§ **THE EXERCISE**
A line counts if it contains the word "Director" at least once. State how many such lines the records contain, giving the number alone.

(Stored items)
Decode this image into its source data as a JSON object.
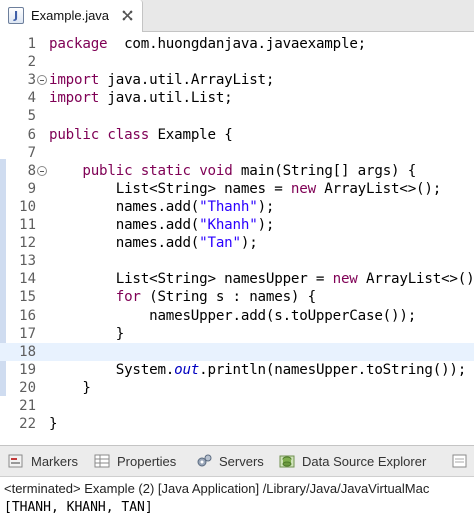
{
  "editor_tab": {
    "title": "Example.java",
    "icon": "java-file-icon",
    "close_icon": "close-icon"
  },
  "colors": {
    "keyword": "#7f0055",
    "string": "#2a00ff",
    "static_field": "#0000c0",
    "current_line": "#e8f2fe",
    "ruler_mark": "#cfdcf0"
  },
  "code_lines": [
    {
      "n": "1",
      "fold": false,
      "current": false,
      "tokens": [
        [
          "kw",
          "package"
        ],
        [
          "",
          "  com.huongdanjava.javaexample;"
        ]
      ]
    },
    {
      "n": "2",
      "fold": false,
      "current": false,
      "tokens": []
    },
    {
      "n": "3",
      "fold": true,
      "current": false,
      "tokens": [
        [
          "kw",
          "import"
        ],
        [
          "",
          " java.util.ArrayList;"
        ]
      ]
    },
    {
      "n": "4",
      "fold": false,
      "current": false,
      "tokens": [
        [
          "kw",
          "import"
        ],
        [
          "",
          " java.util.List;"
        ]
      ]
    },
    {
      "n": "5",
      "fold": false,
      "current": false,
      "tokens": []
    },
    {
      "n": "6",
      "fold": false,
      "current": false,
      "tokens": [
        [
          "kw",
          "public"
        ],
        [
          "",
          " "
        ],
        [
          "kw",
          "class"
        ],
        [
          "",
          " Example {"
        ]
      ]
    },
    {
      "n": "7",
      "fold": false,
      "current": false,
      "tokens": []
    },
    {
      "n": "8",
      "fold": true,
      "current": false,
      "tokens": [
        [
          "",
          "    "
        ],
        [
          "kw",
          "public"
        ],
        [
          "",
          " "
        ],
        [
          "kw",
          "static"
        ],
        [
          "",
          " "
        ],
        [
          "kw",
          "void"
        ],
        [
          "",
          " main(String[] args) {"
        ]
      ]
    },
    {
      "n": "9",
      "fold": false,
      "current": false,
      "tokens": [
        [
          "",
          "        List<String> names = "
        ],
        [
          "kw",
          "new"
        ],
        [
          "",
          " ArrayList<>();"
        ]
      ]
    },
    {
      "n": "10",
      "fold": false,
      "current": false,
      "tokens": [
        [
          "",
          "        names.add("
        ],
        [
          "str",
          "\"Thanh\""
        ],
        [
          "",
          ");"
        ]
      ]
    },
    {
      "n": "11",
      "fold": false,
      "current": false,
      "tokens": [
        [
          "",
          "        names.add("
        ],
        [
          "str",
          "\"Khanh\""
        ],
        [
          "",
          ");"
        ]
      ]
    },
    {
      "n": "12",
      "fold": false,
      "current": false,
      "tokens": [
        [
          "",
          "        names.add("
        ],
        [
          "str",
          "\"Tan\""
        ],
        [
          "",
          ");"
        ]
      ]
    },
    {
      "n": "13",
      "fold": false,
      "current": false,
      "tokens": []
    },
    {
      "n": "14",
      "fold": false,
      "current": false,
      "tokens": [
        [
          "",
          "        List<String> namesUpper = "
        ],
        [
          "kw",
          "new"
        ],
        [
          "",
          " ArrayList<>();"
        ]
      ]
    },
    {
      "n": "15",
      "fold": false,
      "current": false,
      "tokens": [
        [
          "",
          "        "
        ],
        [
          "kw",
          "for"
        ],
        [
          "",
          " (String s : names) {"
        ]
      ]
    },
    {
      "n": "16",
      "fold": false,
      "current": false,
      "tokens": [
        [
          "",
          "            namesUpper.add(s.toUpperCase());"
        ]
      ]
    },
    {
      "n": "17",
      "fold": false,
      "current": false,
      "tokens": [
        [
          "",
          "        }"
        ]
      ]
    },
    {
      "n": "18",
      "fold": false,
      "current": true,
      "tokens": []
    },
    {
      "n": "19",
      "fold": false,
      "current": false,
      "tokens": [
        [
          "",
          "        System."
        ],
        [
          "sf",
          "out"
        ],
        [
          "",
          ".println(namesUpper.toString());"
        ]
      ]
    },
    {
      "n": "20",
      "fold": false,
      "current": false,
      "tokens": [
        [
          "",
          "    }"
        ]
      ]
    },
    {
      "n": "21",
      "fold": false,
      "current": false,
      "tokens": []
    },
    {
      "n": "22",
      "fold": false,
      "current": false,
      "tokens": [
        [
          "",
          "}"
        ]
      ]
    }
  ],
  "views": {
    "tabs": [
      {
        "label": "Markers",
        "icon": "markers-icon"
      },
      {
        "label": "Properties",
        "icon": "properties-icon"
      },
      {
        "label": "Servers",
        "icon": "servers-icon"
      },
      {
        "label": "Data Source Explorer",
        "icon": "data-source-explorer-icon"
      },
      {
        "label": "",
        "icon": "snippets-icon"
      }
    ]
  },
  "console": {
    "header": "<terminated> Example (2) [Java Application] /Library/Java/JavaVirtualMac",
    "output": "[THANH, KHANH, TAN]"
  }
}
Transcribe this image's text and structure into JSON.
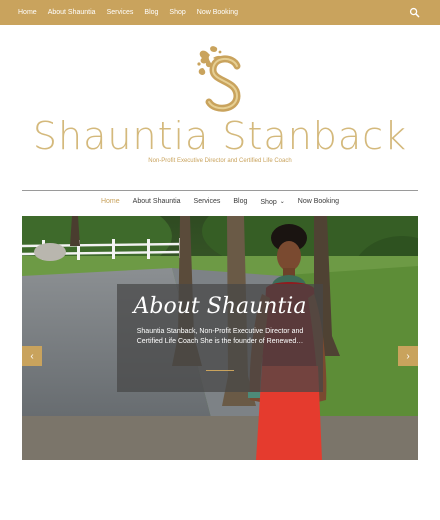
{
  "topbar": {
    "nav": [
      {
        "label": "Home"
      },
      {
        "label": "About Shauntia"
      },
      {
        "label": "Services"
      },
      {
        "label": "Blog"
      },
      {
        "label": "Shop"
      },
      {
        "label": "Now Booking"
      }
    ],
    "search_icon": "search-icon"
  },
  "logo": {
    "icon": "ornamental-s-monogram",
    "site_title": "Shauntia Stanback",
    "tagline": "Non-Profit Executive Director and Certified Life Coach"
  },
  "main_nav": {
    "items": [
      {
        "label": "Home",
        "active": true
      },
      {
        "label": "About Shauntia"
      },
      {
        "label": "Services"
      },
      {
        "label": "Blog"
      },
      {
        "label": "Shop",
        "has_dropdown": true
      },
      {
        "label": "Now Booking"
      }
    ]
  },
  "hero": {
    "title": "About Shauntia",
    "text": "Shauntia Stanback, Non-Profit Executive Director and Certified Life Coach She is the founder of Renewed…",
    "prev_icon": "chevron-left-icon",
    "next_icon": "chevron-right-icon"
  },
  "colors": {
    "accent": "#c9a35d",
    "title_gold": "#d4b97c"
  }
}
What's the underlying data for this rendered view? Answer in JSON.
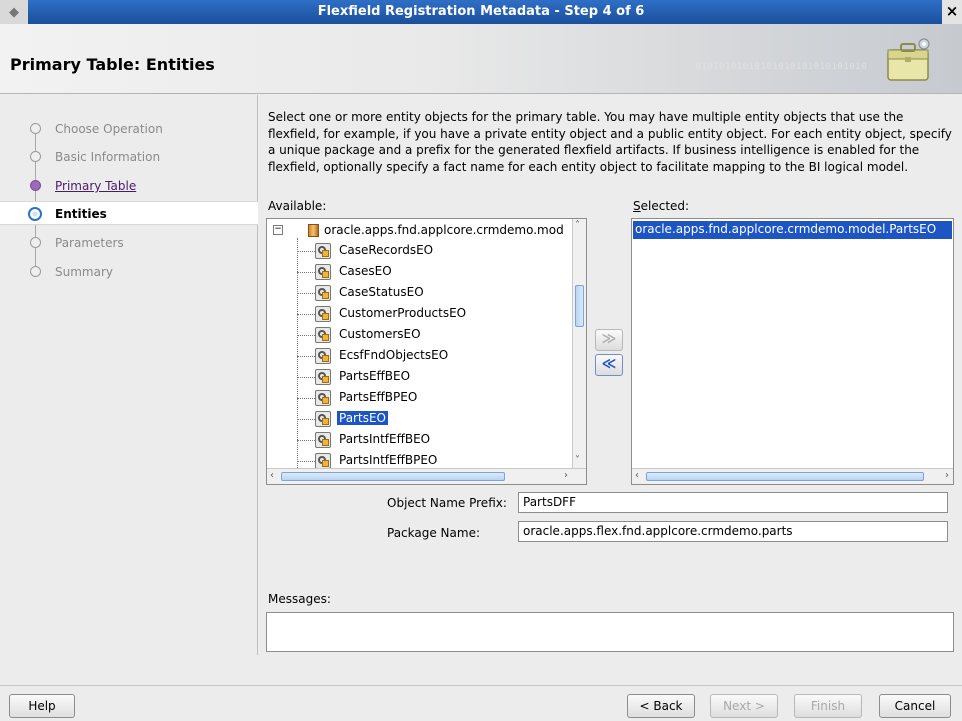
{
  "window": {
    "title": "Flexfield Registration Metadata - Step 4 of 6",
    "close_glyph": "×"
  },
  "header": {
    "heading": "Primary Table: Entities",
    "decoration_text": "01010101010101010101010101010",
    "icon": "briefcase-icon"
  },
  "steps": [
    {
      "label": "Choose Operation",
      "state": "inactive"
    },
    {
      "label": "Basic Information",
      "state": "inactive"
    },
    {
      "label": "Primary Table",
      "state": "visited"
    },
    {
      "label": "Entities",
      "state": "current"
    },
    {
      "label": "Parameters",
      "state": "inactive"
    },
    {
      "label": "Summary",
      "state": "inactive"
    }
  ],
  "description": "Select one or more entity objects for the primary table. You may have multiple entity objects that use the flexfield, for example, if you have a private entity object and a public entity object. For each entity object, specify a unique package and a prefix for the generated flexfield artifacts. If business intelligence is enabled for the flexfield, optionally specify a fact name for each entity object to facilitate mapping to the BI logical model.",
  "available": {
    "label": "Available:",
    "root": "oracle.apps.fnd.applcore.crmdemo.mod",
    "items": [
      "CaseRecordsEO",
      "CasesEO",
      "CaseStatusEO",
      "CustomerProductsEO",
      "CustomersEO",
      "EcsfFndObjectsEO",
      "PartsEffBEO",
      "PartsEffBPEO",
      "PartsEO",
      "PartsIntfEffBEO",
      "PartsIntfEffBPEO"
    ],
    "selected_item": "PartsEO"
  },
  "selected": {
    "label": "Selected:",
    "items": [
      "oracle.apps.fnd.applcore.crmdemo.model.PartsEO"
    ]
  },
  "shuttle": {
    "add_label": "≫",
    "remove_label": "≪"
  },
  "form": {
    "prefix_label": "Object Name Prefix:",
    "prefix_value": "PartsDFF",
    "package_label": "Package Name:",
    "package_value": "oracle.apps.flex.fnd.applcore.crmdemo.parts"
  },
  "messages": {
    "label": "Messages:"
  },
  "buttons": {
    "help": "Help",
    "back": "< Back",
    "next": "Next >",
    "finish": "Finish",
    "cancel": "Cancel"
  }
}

--

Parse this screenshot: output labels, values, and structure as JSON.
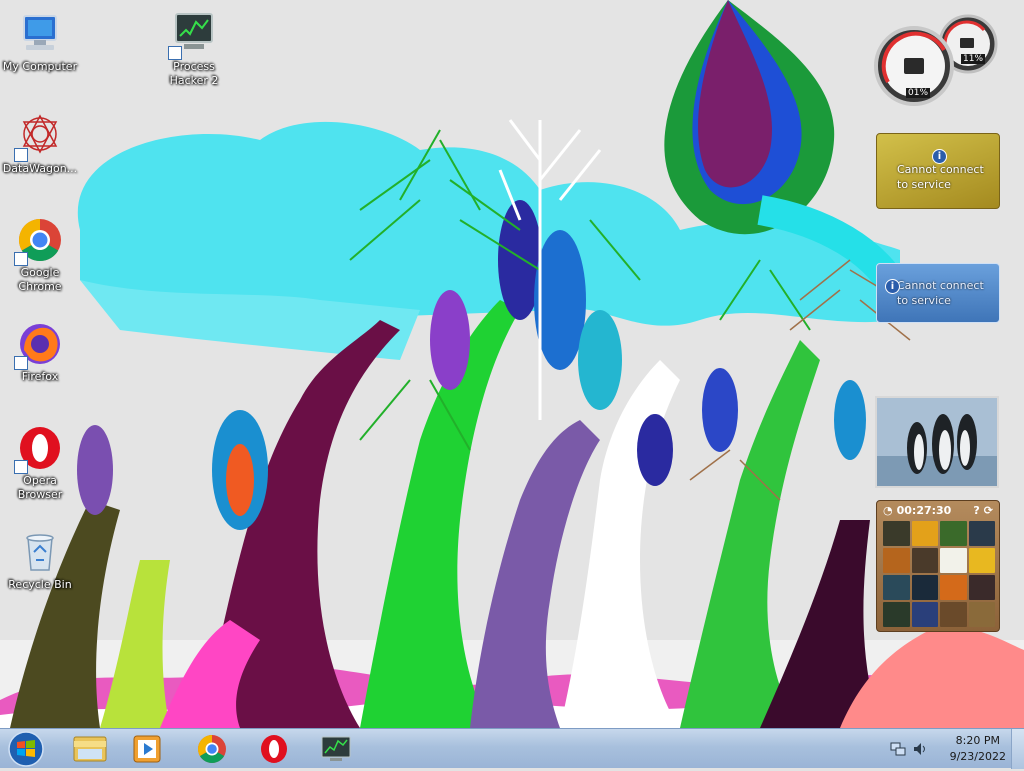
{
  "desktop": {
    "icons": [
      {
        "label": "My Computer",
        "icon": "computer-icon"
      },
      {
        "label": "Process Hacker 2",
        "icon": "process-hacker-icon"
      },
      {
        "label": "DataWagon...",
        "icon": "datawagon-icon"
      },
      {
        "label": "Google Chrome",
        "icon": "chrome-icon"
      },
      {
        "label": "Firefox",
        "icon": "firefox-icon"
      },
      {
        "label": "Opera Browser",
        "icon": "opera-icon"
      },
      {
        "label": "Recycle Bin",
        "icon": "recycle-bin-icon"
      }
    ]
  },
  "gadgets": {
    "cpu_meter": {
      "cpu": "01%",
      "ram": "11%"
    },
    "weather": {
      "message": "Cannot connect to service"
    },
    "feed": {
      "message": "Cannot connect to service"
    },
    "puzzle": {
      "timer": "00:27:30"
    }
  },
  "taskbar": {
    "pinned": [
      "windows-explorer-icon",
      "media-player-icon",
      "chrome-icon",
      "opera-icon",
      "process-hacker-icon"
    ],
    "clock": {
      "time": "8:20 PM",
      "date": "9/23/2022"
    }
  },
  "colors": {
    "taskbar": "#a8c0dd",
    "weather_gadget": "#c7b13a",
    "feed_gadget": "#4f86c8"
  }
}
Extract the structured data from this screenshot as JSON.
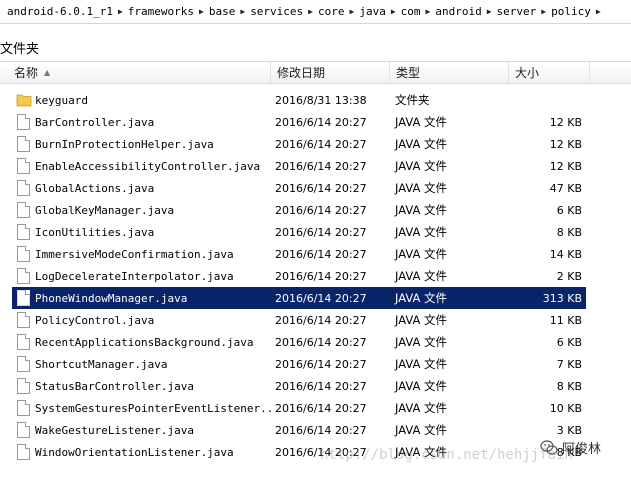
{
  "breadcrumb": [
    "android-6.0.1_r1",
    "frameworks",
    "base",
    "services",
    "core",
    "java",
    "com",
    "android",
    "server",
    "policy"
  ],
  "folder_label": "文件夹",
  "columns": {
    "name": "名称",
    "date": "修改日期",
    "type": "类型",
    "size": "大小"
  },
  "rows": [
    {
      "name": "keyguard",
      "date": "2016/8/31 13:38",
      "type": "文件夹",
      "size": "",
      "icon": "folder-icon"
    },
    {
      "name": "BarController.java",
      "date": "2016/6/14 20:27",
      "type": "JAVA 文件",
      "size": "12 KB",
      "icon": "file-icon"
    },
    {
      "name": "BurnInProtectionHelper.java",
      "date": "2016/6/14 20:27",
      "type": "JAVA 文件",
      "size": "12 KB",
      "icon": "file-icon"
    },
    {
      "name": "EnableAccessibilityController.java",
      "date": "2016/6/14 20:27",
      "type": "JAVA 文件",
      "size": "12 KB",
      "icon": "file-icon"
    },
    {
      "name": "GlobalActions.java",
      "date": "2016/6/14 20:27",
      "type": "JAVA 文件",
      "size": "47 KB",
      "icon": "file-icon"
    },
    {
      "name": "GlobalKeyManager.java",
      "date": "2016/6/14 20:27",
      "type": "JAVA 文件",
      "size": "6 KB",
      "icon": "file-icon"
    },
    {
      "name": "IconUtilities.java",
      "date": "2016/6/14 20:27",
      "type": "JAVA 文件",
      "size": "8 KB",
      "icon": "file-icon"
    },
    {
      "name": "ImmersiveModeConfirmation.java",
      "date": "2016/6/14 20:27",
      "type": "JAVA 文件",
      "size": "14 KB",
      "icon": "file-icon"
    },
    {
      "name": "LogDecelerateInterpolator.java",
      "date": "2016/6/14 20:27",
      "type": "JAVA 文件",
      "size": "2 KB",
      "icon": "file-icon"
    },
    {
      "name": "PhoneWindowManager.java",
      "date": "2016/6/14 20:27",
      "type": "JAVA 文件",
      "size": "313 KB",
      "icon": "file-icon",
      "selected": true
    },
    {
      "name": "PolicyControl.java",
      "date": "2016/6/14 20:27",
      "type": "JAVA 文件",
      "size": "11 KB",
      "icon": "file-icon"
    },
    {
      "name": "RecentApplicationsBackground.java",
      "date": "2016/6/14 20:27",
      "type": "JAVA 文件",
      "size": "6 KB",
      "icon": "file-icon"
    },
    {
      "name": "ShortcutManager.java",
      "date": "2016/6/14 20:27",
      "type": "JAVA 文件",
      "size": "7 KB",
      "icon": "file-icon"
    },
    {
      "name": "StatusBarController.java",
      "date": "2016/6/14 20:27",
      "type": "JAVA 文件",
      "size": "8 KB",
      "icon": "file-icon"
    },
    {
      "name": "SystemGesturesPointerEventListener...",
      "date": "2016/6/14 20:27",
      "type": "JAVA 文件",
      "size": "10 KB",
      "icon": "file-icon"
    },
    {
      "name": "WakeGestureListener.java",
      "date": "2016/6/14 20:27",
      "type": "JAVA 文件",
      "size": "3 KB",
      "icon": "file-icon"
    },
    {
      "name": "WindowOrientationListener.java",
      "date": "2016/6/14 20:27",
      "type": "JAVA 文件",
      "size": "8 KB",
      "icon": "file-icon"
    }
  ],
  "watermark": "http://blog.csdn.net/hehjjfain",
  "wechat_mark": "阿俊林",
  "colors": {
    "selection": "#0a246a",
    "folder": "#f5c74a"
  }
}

§ **OUTPUT BELOW**
2